Stored records:
[Start]
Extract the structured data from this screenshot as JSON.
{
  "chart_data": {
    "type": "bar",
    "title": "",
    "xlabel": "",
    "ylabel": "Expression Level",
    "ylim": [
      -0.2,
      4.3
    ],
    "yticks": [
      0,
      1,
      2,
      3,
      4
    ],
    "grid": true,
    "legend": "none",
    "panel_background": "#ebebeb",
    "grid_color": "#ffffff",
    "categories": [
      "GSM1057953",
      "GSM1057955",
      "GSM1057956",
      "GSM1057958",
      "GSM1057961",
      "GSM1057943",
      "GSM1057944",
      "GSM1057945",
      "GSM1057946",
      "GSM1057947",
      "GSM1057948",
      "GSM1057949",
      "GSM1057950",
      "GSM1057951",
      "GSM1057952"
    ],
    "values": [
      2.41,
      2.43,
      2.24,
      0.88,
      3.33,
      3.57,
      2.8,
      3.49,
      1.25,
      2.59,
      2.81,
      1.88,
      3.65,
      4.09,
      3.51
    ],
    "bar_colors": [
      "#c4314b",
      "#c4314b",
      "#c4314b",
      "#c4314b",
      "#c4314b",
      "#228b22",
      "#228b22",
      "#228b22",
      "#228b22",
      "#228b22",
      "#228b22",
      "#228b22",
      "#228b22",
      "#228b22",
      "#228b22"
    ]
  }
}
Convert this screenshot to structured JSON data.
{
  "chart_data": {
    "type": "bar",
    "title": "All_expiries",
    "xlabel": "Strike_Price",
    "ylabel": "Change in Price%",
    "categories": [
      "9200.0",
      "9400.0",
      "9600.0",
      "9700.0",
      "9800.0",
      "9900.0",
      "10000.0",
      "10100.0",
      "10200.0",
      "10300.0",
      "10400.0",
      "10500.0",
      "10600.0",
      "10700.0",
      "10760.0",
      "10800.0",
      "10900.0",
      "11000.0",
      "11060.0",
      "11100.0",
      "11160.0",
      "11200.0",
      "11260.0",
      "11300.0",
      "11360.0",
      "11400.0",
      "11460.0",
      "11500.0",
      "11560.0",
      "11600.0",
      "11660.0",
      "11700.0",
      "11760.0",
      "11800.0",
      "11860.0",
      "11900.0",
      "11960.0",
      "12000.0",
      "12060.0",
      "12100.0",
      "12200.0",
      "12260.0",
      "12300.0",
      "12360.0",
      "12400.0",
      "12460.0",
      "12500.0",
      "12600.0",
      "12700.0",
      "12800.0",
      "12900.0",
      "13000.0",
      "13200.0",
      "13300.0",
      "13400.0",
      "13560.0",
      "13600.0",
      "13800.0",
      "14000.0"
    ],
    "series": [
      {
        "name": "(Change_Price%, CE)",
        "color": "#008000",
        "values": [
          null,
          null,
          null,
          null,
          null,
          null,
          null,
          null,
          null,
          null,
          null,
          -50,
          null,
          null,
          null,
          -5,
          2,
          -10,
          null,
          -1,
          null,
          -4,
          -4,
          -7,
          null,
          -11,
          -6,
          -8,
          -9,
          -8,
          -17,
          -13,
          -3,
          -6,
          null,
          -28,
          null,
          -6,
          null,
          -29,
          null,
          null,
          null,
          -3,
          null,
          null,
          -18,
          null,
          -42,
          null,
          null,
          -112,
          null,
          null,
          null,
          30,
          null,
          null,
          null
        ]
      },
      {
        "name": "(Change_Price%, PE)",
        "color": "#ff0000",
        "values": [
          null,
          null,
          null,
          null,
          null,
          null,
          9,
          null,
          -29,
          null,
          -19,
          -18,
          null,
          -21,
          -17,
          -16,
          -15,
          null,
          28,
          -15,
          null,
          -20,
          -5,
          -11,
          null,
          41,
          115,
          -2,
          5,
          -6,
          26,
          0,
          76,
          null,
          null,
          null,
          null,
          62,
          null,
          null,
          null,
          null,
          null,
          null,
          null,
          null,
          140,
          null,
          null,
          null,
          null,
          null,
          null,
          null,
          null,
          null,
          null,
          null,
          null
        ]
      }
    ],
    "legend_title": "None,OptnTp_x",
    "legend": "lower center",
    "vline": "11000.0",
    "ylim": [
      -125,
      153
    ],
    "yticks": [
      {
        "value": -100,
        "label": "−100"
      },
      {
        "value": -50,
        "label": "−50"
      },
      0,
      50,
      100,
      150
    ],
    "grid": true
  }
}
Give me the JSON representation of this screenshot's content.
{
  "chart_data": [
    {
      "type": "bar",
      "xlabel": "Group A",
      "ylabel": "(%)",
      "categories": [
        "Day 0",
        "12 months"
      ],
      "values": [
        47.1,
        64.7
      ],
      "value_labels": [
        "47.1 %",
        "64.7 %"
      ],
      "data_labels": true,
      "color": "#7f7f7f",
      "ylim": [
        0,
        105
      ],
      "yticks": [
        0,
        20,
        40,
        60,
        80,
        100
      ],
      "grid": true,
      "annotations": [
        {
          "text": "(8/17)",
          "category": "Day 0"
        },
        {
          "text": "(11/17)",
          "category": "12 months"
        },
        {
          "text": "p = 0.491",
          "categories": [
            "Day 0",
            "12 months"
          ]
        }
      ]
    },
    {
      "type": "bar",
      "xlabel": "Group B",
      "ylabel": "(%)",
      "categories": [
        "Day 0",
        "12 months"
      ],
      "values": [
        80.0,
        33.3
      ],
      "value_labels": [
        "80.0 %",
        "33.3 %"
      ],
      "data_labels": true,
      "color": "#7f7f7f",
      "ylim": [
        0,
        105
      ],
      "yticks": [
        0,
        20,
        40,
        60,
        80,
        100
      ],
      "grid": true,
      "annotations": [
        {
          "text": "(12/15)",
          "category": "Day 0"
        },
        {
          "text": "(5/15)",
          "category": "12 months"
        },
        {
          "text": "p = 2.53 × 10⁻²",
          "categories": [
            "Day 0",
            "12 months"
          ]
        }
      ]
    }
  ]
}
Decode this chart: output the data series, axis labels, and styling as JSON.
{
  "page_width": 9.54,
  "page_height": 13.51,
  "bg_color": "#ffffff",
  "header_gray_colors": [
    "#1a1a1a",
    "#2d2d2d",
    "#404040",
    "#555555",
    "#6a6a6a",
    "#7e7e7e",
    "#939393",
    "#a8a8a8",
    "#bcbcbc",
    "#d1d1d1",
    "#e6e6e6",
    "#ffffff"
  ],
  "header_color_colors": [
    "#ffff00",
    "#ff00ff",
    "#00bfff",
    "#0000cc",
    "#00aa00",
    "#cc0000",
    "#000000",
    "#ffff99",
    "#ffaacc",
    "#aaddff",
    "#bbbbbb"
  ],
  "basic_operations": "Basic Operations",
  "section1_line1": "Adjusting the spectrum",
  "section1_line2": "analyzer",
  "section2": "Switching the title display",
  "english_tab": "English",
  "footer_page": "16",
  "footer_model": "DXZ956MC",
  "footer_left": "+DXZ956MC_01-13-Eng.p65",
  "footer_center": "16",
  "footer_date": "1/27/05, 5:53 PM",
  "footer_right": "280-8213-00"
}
[End]
- THE EXERCISE
Give only the number of lines in the material above that hold the word "ylabel".

- ANSWER FOR THE TASK
4